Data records
════════════════════

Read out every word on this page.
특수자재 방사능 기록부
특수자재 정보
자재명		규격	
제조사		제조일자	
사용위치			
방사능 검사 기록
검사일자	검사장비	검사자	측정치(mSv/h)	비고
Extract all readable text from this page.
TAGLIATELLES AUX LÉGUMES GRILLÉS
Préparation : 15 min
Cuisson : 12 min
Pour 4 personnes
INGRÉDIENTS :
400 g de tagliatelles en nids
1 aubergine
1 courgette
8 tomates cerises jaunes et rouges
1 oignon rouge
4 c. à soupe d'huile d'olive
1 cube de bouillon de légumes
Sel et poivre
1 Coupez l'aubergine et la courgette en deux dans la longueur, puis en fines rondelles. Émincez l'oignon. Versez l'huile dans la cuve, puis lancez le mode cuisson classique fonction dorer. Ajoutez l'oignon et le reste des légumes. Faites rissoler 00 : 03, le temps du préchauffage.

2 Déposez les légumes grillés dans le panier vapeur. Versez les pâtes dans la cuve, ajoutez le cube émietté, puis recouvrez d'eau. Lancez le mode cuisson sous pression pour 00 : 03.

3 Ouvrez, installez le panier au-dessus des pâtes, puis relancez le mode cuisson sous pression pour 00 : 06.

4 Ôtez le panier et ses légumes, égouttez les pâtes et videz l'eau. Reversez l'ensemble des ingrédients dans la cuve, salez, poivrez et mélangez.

════════════════════

#### WRITTEN INSTRUCTION:
From the listing above, reproduce all the lines exactly.

#### FULL SOLUTION:
Read out every word on this page.
특수자재 방사능 기록부
특수자재 정보
자재명		규격	
제조사		제조일자	
사용위치			
방사능 검사 기록
검사일자	검사장비	검사자	측정치(mSv/h)	비고
Extract all readable text from this page.
TAGLIATELLES AUX LÉGUMES GRILLÉS
Préparation : 15 min
Cuisson : 12 min
Pour 4 personnes
INGRÉDIENTS :
400 g de tagliatelles en nids
1 aubergine
1 courgette
8 tomates cerises jaunes et rouges
1 oignon rouge
4 c. à soupe d'huile d'olive
1 cube de bouillon de légumes
Sel et poivre
1 Coupez l'aubergine et la courgette en deux dans la longueur, puis en fines rondelles. Émincez l'oignon. Versez l'huile dans la cuve, puis lancez le mode cuisson classique fonction dorer. Ajoutez l'oignon et le reste des légumes. Faites rissoler 00 : 03, le temps du préchauffage.

2 Déposez les légumes grillés dans le panier vapeur. Versez les pâtes dans la cuve, ajoutez le cube émietté, puis recouvrez d'eau. Lancez le mode cuisson sous pression pour 00 : 03.

3 Ouvrez, installez le panier au-dessus des pâtes, puis relancez le mode cuisson sous pression pour 00 : 06.

4 Ôtez le panier et ses légumes, égouttez les pâtes et videz l'eau. Reversez l'ensemble des ingrédients dans la cuve, salez, poivrez et mélangez.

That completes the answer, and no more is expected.